§ **OBJECTIFS**
1) Recopiez tout le passage du billet sur le zem qui va de "Lomé et Cotonou" jusqu'à "de ce phénomène ?".
2) Relevez tous les noms de villes et de pays mentionnés dans le billet sur le zem.
3) D'après le billet sur le zem, depuis combien de temps M. Kokou exerce-t-il ce métier ?

Zem : une belle rebelle

 

zem
Photo credit Fred Baele: https://fredasketch.blogspot.com/p/blog-page_2.html

Zem : une belle rebelle

Lomé et Cotonou ont une triste langue commune depuis quelques années : le « Zem » ou le « Zemidjan ». Je devine déjà la question de beaucoup de lecteurs en cet instant précis : « C’est quoi zem ? » « C’est qui zem ? », etc.  Chers lecteurs, « Zem » est un moyen  de transport au Togo et au Bénin, à l’image d’Uber en France. Il s’agit d’un conducteur de moto au nom de « zemidjan-man ». Ce dernier reçoit de l’argent pour transporter n’importe qui, n’ importe où, n’importe quand et n’importe comment. Oui ! Ces derniers termes sont inquiétants, je sais. Depuis un moment, le nombre des travailleurs dans ce secteur augmente de manière exponentielle. La question qui mérite d’être posée dans ce billet est : qu’est-ce qui explique la prolifération de ce phénomène ?

  1. Mon aventure avec un « zem »

Il est six heures du matin. Comme chaque lundi, je vais faire mes courses. Mais c’est un matin pas comme les autres. Aujourd’hui, je sors sans mon engin. Je décide donc de prendre un « zem ». J’appelle un conducteur, on se met d’accord sur le prix et l’aventure commence. Je suis étonné par l’enthousiasme de ce conducteur qui se présente et engage la conversation avec moi. Ma première question est spontanée : « Vous avez l’air très content ce matin Monsieur, aimez-vous votre travail à ce point ? » Cette question nous plonge dans un labyrinthe indissociable. Comme un moine qui annonce le début d’une méditation, le silence s’impose. Après quelques minutes de silence, M. Kokou, comme revenu d’un ailleurs lointain, me répond enfin à cœur ouvert : « Je conduis cette moto pour survivre, ce travail pour moi est passager. »

Je me rends compte illico que je viens de gâcher la bonne humeur de ce Monsieur qui, au début du trajet, était immergé dans une folle joie. Cette fois, j’en veux à ma curiosité, à mon étonnement, à mon indiscrétion. Mais très vite, il me rassure par ces mots : « je médite sur cette question depuis toujours […] et pour ne pas devenir fou, j’essaie de penser à autre chose. » Je pousse un ouf de soulagement je regarde droit dans ses yeux alors qu’il continue : « mon travail, c’est comme une maîtresse que tu veux entretenir pour un temps et après, tu t’emballes complètement. » Le Monsieur m’explique qu’il voulait tout simplement arrondir une fin du mois d’avril 2013… et  voilà où nous en sommes.  Trois ans dans un métier qu’il déteste de tout son cœur : quelle torture ! Le cas de M. Kokou est-il un cas isolé ? Probablement pas.

§ **SECTION DES DONNÉES**
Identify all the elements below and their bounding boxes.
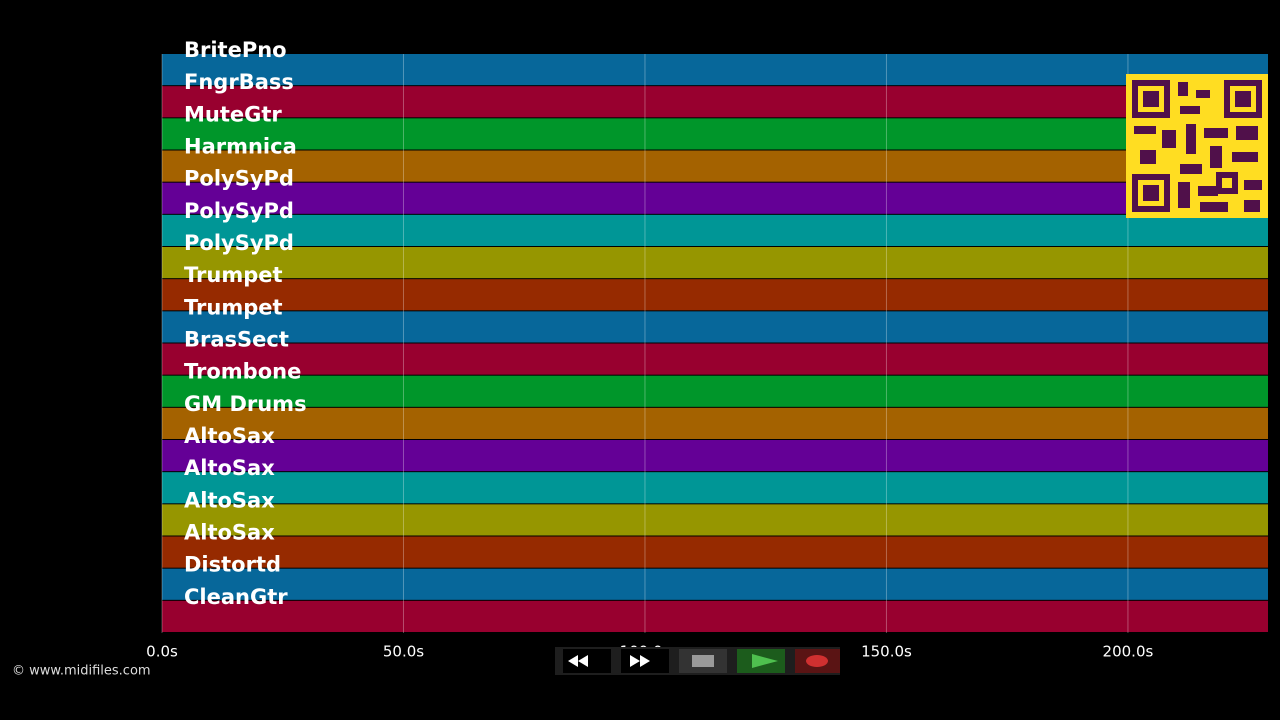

§ **RÉPONSES COMPLÈTES**
1)
Lomé et Cotonou ont une triste langue commune depuis quelques années : le « Zem » ou le « Zemidjan ». Je devine déjà la question de beaucoup de lecteurs en cet instant précis : « C’est quoi zem ? » « C’est qui zem ? », etc.  Chers lecteurs, « Zem » est un moyen  de transport au Togo et au Bénin, à l’image d’Uber en France. Il s’agit d’un conducteur de moto au nom de « zemidjan-man ». Ce dernier reçoit de l’argent pour transporter n’importe qui, n’ importe où, n’importe quand et n’importe comment. Oui ! Ces derniers termes sont inquiétants, je sais. Depuis un moment, le nombre des travailleurs dans ce secteur augmente de manière exponentielle. La question qui mérite d’être posée dans ce billet est : qu’est-ce qui explique la prolifération de ce phénomène ?

2) Lomé, Cotonou, Togo, Bénin, France

3) Depuis trois ans.